WHAT YOU HAVE TO DO:
Write out every entry exactly as given, but omit the pictures.

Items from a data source
————————

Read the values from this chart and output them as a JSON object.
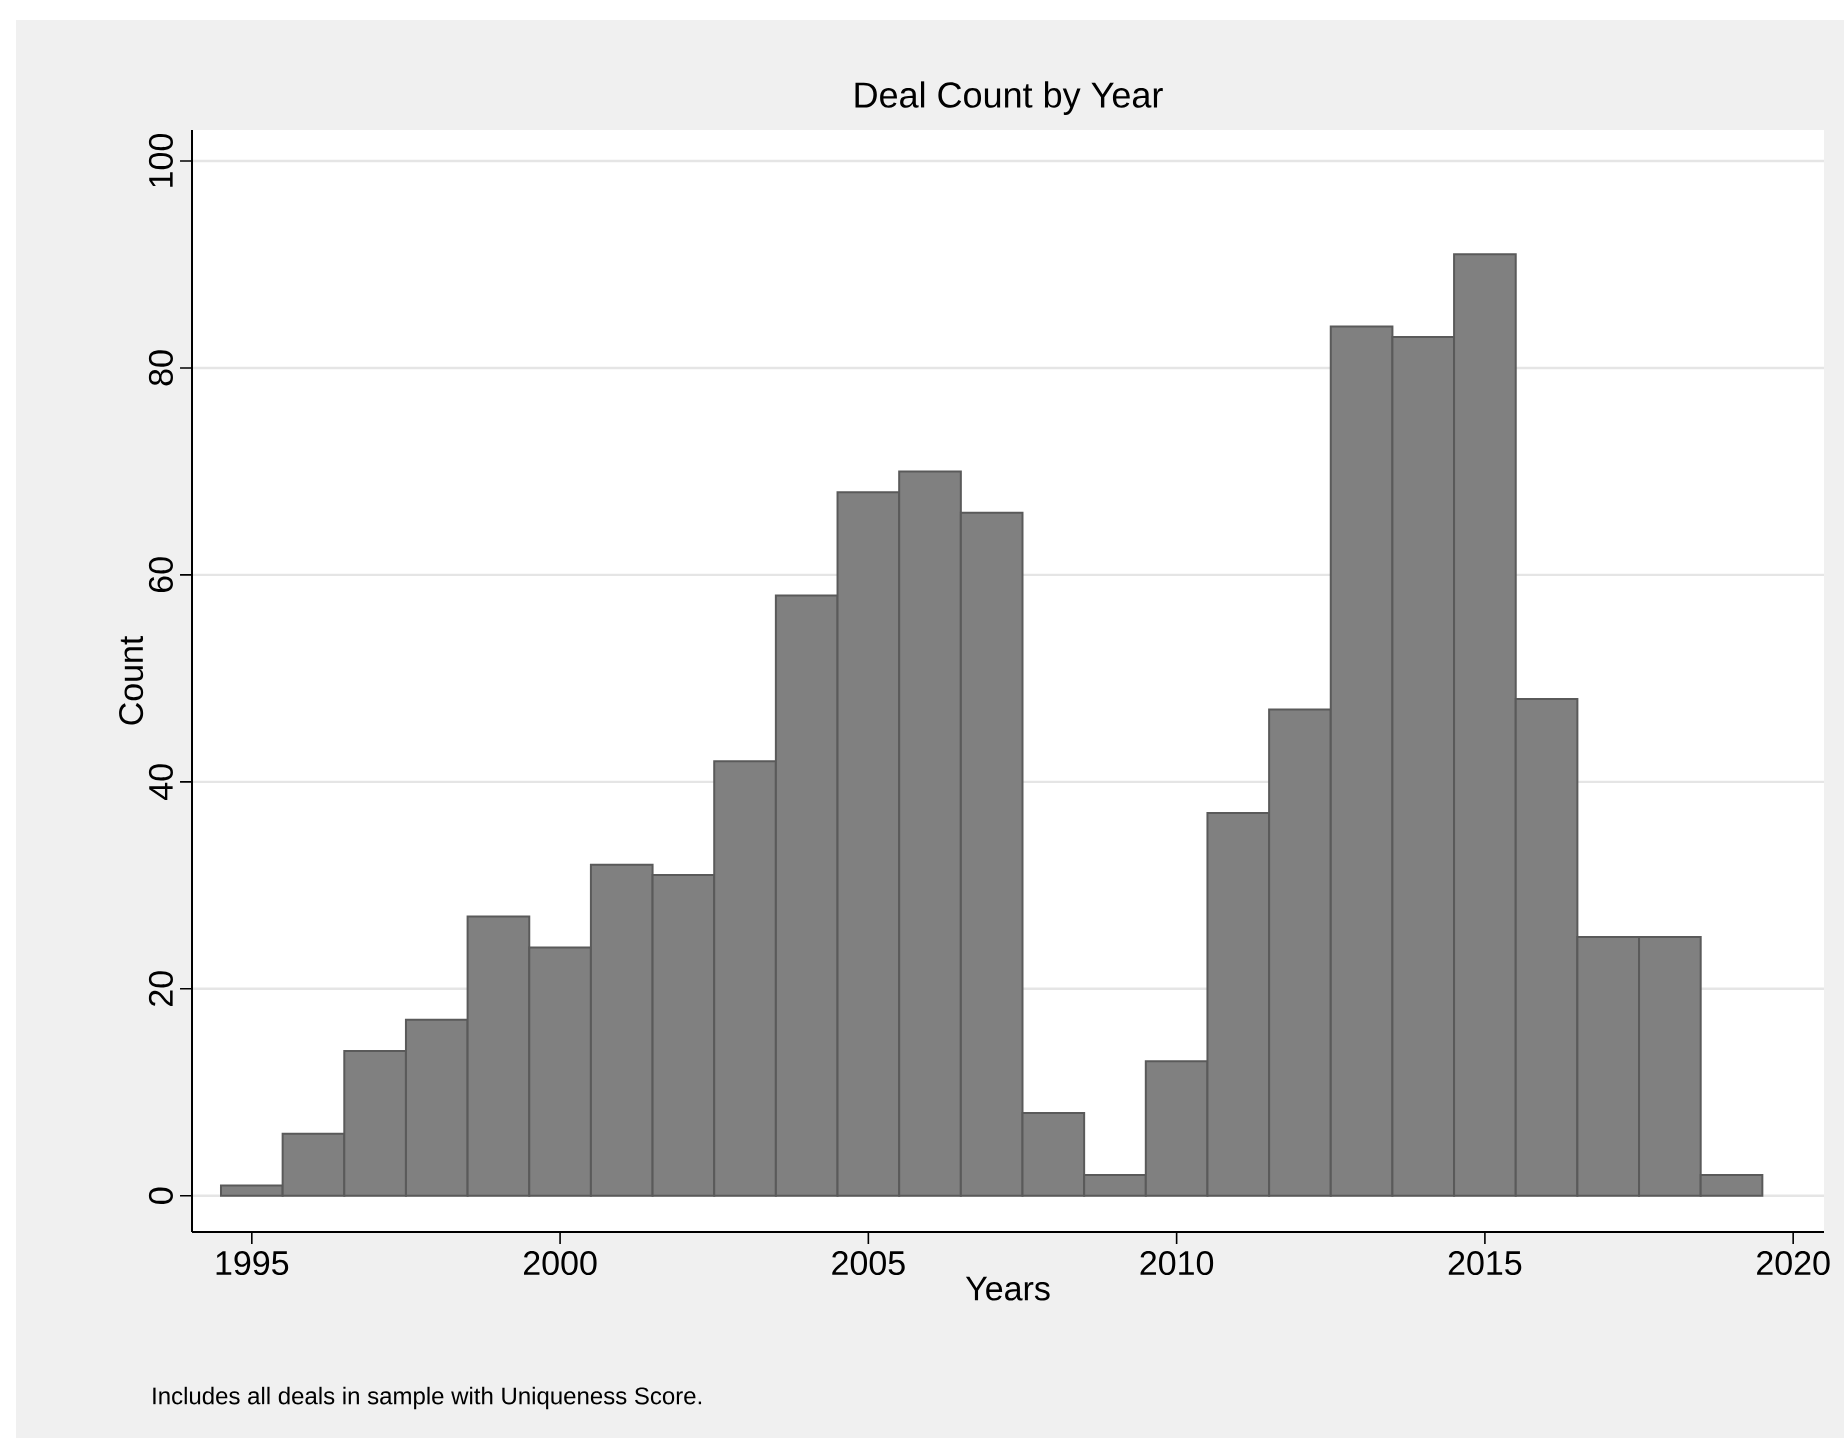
{
  "chart_data": {
    "type": "histogram",
    "title": "Deal Count by Year",
    "xlabel": "Years",
    "ylabel": "Count",
    "annotations": [
      "Includes all deals in sample with Uniqueness Score."
    ],
    "bins": [
      1994.5,
      1995.5,
      1996.5,
      1997.5,
      1998.5,
      1999.5,
      2000.5,
      2001.5,
      2002.5,
      2003.5,
      2004.5,
      2005.5,
      2006.5,
      2007.5,
      2008.5,
      2009.5,
      2010.5,
      2011.5,
      2012.5,
      2013.5,
      2014.5,
      2015.5,
      2016.5,
      2017.5,
      2018.5,
      2019.5
    ],
    "values": [
      1,
      6,
      14,
      17,
      27,
      24,
      32,
      31,
      42,
      58,
      68,
      70,
      66,
      8,
      2,
      13,
      37,
      47,
      84,
      83,
      91,
      48,
      25,
      25,
      2
    ],
    "color": "#808080",
    "xlim": [
      1994.03,
      2020.5
    ],
    "ylim": [
      -3.5,
      103
    ],
    "xticks": [
      1995,
      2000,
      2005,
      2010,
      2015,
      2020
    ],
    "yticks": [
      0,
      20,
      40,
      60,
      80,
      100
    ],
    "grid": "y"
  }
}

————————

SOLVED EXERCISE:
Read the values from this chart and output them as a JSON object.
{
  "chart_data": {
    "type": "histogram",
    "title": "Deal Count by Year",
    "xlabel": "Years",
    "ylabel": "Count",
    "annotations": [
      "Includes all deals in sample with Uniqueness Score."
    ],
    "bins": [
      1994.5,
      1995.5,
      1996.5,
      1997.5,
      1998.5,
      1999.5,
      2000.5,
      2001.5,
      2002.5,
      2003.5,
      2004.5,
      2005.5,
      2006.5,
      2007.5,
      2008.5,
      2009.5,
      2010.5,
      2011.5,
      2012.5,
      2013.5,
      2014.5,
      2015.5,
      2016.5,
      2017.5,
      2018.5,
      2019.5
    ],
    "values": [
      1,
      6,
      14,
      17,
      27,
      24,
      32,
      31,
      42,
      58,
      68,
      70,
      66,
      8,
      2,
      13,
      37,
      47,
      84,
      83,
      91,
      48,
      25,
      25,
      2
    ],
    "color": "#808080",
    "xlim": [
      1994.03,
      2020.5
    ],
    "ylim": [
      -3.5,
      103
    ],
    "xticks": [
      1995,
      2000,
      2005,
      2010,
      2015,
      2020
    ],
    "yticks": [
      0,
      20,
      40,
      60,
      80,
      100
    ],
    "grid": "y"
  }
}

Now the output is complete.